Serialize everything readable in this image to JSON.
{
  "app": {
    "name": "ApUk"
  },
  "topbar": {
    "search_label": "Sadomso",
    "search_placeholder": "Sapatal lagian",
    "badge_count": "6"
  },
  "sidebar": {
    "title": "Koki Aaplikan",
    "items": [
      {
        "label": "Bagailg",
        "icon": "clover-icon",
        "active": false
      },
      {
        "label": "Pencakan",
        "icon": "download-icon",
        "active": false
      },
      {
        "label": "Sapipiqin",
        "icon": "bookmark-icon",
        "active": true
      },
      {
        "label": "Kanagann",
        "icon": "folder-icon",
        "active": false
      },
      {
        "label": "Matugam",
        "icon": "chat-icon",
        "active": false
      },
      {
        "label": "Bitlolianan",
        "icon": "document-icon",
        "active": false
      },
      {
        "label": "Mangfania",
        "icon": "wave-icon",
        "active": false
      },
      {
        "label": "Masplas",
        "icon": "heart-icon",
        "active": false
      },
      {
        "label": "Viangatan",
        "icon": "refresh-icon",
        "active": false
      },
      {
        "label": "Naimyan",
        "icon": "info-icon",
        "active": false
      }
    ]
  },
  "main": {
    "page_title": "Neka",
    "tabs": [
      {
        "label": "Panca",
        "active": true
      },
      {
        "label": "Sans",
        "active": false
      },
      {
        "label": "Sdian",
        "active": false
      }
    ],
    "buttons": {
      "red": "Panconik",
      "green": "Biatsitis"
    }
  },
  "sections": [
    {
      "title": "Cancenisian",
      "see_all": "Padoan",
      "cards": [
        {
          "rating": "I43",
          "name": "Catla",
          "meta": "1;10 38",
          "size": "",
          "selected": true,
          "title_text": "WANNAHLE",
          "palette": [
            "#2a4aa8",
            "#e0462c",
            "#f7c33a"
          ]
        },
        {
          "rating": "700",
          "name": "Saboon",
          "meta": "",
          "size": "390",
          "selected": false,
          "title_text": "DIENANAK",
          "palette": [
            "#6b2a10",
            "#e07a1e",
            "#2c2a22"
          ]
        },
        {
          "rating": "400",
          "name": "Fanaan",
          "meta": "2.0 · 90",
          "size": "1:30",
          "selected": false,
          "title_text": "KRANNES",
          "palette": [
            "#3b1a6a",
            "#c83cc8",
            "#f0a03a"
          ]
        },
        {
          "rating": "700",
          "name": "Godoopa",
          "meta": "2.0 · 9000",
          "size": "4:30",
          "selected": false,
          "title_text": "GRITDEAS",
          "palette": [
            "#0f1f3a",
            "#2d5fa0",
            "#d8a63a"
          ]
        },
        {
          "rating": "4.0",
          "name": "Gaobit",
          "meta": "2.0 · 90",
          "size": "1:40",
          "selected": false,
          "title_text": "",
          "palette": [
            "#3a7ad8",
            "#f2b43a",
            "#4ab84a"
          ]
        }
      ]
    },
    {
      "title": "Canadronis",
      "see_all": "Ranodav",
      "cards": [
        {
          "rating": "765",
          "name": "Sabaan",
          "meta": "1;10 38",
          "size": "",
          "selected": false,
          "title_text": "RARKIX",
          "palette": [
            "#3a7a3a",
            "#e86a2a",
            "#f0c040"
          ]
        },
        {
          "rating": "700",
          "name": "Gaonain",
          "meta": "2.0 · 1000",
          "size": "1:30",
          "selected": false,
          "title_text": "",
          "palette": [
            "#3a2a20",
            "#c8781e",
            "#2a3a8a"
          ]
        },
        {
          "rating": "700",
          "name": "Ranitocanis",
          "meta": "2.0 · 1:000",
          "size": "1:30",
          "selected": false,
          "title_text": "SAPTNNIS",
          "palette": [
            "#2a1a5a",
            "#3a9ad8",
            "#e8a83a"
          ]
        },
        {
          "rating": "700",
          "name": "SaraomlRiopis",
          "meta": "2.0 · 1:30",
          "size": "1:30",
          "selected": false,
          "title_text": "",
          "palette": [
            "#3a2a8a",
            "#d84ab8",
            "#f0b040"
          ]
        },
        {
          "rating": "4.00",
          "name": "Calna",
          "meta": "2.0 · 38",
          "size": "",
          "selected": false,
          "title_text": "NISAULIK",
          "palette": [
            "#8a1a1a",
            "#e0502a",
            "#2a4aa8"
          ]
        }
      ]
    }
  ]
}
----
__Task objective__. Give all the entries again exactly; leave none out.

__Final result__.
Serialize everything readable in this image to JSON.
{
  "app": {
    "name": "ApUk"
  },
  "topbar": {
    "search_label": "Sadomso",
    "search_placeholder": "Sapatal lagian",
    "badge_count": "6"
  },
  "sidebar": {
    "title": "Koki Aaplikan",
    "items": [
      {
        "label": "Bagailg",
        "icon": "clover-icon",
        "active": false
      },
      {
        "label": "Pencakan",
        "icon": "download-icon",
        "active": false
      },
      {
        "label": "Sapipiqin",
        "icon": "bookmark-icon",
        "active": true
      },
      {
        "label": "Kanagann",
        "icon": "folder-icon",
        "active": false
      },
      {
        "label": "Matugam",
        "icon": "chat-icon",
        "active": false
      },
      {
        "label": "Bitlolianan",
        "icon": "document-icon",
        "active": false
      },
      {
        "label": "Mangfania",
        "icon": "wave-icon",
        "active": false
      },
      {
        "label": "Masplas",
        "icon": "heart-icon",
        "active": false
      },
      {
        "label": "Viangatan",
        "icon": "refresh-icon",
        "active": false
      },
      {
        "label": "Naimyan",
        "icon": "info-icon",
        "active": false
      }
    ]
  },
  "main": {
    "page_title": "Neka",
    "tabs": [
      {
        "label": "Panca",
        "active": true
      },
      {
        "label": "Sans",
        "active": false
      },
      {
        "label": "Sdian",
        "active": false
      }
    ],
    "buttons": {
      "red": "Panconik",
      "green": "Biatsitis"
    }
  },
  "sections": [
    {
      "title": "Cancenisian",
      "see_all": "Padoan",
      "cards": [
        {
          "rating": "I43",
          "name": "Catla",
          "meta": "1;10 38",
          "size": "",
          "selected": true,
          "title_text": "WANNAHLE",
          "palette": [
            "#2a4aa8",
            "#e0462c",
            "#f7c33a"
          ]
        },
        {
          "rating": "700",
          "name": "Saboon",
          "meta": "",
          "size": "390",
          "selected": false,
          "title_text": "DIENANAK",
          "palette": [
            "#6b2a10",
            "#e07a1e",
            "#2c2a22"
          ]
        },
        {
          "rating": "400",
          "name": "Fanaan",
          "meta": "2.0 · 90",
          "size": "1:30",
          "selected": false,
          "title_text": "KRANNES",
          "palette": [
            "#3b1a6a",
            "#c83cc8",
            "#f0a03a"
          ]
        },
        {
          "rating": "700",
          "name": "Godoopa",
          "meta": "2.0 · 9000",
          "size": "4:30",
          "selected": false,
          "title_text": "GRITDEAS",
          "palette": [
            "#0f1f3a",
            "#2d5fa0",
            "#d8a63a"
          ]
        },
        {
          "rating": "4.0",
          "name": "Gaobit",
          "meta": "2.0 · 90",
          "size": "1:40",
          "selected": false,
          "title_text": "",
          "palette": [
            "#3a7ad8",
            "#f2b43a",
            "#4ab84a"
          ]
        }
      ]
    },
    {
      "title": "Canadronis",
      "see_all": "Ranodav",
      "cards": [
        {
          "rating": "765",
          "name": "Sabaan",
          "meta": "1;10 38",
          "size": "",
          "selected": false,
          "title_text": "RARKIX",
          "palette": [
            "#3a7a3a",
            "#e86a2a",
            "#f0c040"
          ]
        },
        {
          "rating": "700",
          "name": "Gaonain",
          "meta": "2.0 · 1000",
          "size": "1:30",
          "selected": false,
          "title_text": "",
          "palette": [
            "#3a2a20",
            "#c8781e",
            "#2a3a8a"
          ]
        },
        {
          "rating": "700",
          "name": "Ranitocanis",
          "meta": "2.0 · 1:000",
          "size": "1:30",
          "selected": false,
          "title_text": "SAPTNNIS",
          "palette": [
            "#2a1a5a",
            "#3a9ad8",
            "#e8a83a"
          ]
        },
        {
          "rating": "700",
          "name": "SaraomlRiopis",
          "meta": "2.0 · 1:30",
          "size": "1:30",
          "selected": false,
          "title_text": "",
          "palette": [
            "#3a2a8a",
            "#d84ab8",
            "#f0b040"
          ]
        },
        {
          "rating": "4.00",
          "name": "Calna",
          "meta": "2.0 · 38",
          "size": "",
          "selected": false,
          "title_text": "NISAULIK",
          "palette": [
            "#8a1a1a",
            "#e0502a",
            "#2a4aa8"
          ]
        }
      ]
    }
  ]
}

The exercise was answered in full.